- [Your objective]:
Reproduce the whole listing, character for character.

* begin Given entries *

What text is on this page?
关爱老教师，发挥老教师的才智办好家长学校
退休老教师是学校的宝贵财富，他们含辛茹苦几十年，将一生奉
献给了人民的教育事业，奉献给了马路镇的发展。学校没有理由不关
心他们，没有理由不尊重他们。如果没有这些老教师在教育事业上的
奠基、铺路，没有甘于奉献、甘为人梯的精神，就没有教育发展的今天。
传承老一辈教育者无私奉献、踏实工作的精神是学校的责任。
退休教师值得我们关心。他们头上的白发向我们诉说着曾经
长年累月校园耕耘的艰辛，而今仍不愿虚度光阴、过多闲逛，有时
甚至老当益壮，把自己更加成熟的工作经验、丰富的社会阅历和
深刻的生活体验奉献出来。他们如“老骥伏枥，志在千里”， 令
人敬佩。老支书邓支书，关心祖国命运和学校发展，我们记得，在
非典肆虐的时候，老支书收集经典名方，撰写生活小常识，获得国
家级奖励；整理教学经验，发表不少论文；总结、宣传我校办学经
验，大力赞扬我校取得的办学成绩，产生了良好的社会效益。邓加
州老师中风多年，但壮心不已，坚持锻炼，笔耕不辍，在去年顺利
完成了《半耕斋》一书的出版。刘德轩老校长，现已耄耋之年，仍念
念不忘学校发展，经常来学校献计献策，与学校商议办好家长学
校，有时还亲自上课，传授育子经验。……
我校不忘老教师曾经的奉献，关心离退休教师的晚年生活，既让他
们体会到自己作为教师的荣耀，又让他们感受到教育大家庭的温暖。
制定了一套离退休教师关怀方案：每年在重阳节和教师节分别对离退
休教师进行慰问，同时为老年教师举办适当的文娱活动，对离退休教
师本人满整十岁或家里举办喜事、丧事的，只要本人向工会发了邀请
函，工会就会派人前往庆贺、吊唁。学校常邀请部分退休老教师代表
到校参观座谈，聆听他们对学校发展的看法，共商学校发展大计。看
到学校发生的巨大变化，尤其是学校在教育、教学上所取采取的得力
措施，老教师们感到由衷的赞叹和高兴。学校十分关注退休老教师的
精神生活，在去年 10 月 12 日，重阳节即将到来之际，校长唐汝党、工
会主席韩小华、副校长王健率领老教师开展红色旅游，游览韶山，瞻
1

* end Given entries *

- [Exercise solution]:
What text is on this page?
关爱老教师，发挥老教师的才智办好家长学校
退休老教师是学校的宝贵财富，他们含辛茹苦几十年，将一生奉
献给了人民的教育事业，奉献给了马路镇的发展。学校没有理由不关
心他们，没有理由不尊重他们。如果没有这些老教师在教育事业上的
奠基、铺路，没有甘于奉献、甘为人梯的精神，就没有教育发展的今天。
传承老一辈教育者无私奉献、踏实工作的精神是学校的责任。
退休教师值得我们关心。他们头上的白发向我们诉说着曾经
长年累月校园耕耘的艰辛，而今仍不愿虚度光阴、过多闲逛，有时
甚至老当益壮，把自己更加成熟的工作经验、丰富的社会阅历和
深刻的生活体验奉献出来。他们如“老骥伏枥，志在千里”， 令
人敬佩。老支书邓支书，关心祖国命运和学校发展，我们记得，在
非典肆虐的时候，老支书收集经典名方，撰写生活小常识，获得国
家级奖励；整理教学经验，发表不少论文；总结、宣传我校办学经
验，大力赞扬我校取得的办学成绩，产生了良好的社会效益。邓加
州老师中风多年，但壮心不已，坚持锻炼，笔耕不辍，在去年顺利
完成了《半耕斋》一书的出版。刘德轩老校长，现已耄耋之年，仍念
念不忘学校发展，经常来学校献计献策，与学校商议办好家长学
校，有时还亲自上课，传授育子经验。……
我校不忘老教师曾经的奉献，关心离退休教师的晚年生活，既让他
们体会到自己作为教师的荣耀，又让他们感受到教育大家庭的温暖。
制定了一套离退休教师关怀方案：每年在重阳节和教师节分别对离退
休教师进行慰问，同时为老年教师举办适当的文娱活动，对离退休教
师本人满整十岁或家里举办喜事、丧事的，只要本人向工会发了邀请
函，工会就会派人前往庆贺、吊唁。学校常邀请部分退休老教师代表
到校参观座谈，聆听他们对学校发展的看法，共商学校发展大计。看
到学校发生的巨大变化，尤其是学校在教育、教学上所取采取的得力
措施，老教师们感到由衷的赞叹和高兴。学校十分关注退休老教师的
精神生活，在去年 10 月 12 日，重阳节即将到来之际，校长唐汝党、工
会主席韩小华、副校长王健率领老教师开展红色旅游，游览韶山，瞻
1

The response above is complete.